[Short exercise]
Every line below that contains "Mechanical" is to be copied.

[Record extracts]
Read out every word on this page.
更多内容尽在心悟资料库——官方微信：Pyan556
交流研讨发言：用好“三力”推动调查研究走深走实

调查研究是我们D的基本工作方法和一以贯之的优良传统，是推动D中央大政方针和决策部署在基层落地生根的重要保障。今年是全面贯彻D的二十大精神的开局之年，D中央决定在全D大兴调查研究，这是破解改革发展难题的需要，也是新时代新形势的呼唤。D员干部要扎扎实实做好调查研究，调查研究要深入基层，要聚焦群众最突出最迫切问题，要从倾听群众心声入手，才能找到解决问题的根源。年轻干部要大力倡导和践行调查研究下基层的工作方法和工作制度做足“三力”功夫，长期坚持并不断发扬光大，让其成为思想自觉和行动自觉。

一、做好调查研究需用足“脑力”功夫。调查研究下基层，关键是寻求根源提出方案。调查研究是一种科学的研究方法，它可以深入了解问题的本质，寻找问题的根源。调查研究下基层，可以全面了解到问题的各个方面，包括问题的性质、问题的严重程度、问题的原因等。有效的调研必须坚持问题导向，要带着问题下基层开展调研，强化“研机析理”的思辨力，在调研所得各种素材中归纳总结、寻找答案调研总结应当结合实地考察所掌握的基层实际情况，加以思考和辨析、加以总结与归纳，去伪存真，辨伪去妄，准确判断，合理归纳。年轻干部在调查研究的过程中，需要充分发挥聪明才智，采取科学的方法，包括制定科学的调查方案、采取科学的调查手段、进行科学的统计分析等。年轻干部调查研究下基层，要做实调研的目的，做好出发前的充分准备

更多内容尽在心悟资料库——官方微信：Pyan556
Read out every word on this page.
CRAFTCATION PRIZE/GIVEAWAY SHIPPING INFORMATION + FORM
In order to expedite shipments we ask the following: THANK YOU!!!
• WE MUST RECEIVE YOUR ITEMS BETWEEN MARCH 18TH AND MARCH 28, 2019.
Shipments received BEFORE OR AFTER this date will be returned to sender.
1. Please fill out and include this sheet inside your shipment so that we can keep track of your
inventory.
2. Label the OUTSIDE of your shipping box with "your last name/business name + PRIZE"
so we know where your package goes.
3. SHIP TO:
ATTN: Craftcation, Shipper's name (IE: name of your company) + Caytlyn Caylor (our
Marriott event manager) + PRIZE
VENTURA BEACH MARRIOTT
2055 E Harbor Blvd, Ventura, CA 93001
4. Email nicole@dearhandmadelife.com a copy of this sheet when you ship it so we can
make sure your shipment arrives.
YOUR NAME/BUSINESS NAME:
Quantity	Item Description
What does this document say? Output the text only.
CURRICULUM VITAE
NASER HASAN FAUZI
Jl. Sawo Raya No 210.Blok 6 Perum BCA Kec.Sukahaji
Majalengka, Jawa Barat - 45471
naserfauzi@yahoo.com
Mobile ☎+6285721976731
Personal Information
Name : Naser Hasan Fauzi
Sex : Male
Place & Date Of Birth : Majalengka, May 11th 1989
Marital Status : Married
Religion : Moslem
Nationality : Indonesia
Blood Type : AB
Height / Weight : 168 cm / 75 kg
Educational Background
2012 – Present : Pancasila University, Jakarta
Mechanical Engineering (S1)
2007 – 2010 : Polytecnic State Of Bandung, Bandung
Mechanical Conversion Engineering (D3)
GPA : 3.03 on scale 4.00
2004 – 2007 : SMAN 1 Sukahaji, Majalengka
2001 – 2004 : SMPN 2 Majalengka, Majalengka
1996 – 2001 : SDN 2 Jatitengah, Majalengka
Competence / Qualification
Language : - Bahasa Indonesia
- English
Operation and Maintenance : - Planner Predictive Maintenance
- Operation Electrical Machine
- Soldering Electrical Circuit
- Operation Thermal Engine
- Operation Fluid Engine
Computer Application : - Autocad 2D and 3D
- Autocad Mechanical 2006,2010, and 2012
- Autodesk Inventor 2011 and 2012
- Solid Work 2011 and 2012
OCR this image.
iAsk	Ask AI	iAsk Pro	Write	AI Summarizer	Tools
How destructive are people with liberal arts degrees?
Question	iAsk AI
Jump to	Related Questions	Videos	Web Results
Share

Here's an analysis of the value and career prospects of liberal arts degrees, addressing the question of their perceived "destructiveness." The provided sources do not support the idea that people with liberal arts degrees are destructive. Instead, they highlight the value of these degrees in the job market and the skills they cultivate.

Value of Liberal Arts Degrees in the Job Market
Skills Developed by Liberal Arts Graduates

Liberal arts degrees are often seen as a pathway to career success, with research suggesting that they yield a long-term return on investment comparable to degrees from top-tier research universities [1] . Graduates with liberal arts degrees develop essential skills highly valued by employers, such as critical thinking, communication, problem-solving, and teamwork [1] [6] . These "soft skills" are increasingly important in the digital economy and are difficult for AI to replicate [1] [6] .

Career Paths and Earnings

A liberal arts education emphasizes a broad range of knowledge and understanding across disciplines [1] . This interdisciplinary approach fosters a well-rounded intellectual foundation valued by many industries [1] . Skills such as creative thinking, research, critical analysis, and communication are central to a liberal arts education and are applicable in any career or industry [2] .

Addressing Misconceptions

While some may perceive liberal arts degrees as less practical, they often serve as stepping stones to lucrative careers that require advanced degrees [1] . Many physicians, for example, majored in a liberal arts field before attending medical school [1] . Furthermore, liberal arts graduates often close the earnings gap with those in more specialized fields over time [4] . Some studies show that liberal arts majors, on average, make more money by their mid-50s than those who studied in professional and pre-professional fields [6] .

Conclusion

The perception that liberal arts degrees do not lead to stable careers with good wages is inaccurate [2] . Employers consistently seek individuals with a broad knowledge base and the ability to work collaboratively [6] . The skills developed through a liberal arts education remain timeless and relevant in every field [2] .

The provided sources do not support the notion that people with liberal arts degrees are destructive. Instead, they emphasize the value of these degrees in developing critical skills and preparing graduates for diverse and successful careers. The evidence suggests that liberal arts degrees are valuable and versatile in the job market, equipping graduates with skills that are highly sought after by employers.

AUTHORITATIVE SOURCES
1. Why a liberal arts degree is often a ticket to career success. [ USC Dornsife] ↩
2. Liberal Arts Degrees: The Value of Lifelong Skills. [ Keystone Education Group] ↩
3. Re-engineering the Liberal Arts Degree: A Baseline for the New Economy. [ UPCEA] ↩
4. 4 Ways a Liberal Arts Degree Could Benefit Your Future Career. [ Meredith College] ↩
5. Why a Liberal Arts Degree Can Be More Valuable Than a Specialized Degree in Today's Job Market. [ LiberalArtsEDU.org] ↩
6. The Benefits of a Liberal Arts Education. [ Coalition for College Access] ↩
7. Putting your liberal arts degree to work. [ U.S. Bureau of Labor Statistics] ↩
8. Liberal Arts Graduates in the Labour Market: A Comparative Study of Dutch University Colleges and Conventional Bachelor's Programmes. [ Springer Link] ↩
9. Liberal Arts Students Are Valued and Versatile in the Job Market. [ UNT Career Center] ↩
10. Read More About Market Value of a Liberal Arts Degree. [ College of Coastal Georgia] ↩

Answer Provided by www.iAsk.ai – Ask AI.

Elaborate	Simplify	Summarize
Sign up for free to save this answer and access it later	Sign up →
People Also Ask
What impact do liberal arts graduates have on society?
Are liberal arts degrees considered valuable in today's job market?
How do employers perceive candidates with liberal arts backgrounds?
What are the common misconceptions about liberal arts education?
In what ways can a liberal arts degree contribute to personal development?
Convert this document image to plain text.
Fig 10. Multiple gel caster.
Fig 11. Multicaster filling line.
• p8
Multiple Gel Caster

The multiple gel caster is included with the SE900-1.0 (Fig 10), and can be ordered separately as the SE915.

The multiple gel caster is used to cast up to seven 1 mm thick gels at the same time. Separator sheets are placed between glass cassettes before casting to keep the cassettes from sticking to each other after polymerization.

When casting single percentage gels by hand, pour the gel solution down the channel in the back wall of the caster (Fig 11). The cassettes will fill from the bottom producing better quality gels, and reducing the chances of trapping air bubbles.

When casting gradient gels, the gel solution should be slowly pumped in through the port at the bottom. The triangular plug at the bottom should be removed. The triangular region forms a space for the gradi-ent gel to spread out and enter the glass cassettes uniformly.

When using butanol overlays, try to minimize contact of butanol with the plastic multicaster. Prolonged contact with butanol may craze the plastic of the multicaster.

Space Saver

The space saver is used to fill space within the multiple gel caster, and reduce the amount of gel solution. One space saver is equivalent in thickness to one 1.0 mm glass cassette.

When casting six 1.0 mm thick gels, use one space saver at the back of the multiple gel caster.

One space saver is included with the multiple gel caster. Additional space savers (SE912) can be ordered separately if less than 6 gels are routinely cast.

[Problem solution]
Mechanical Engineering (S1)
Mechanical Conversion Engineering (D3)
- Autocad Mechanical 2006,2010, and 2012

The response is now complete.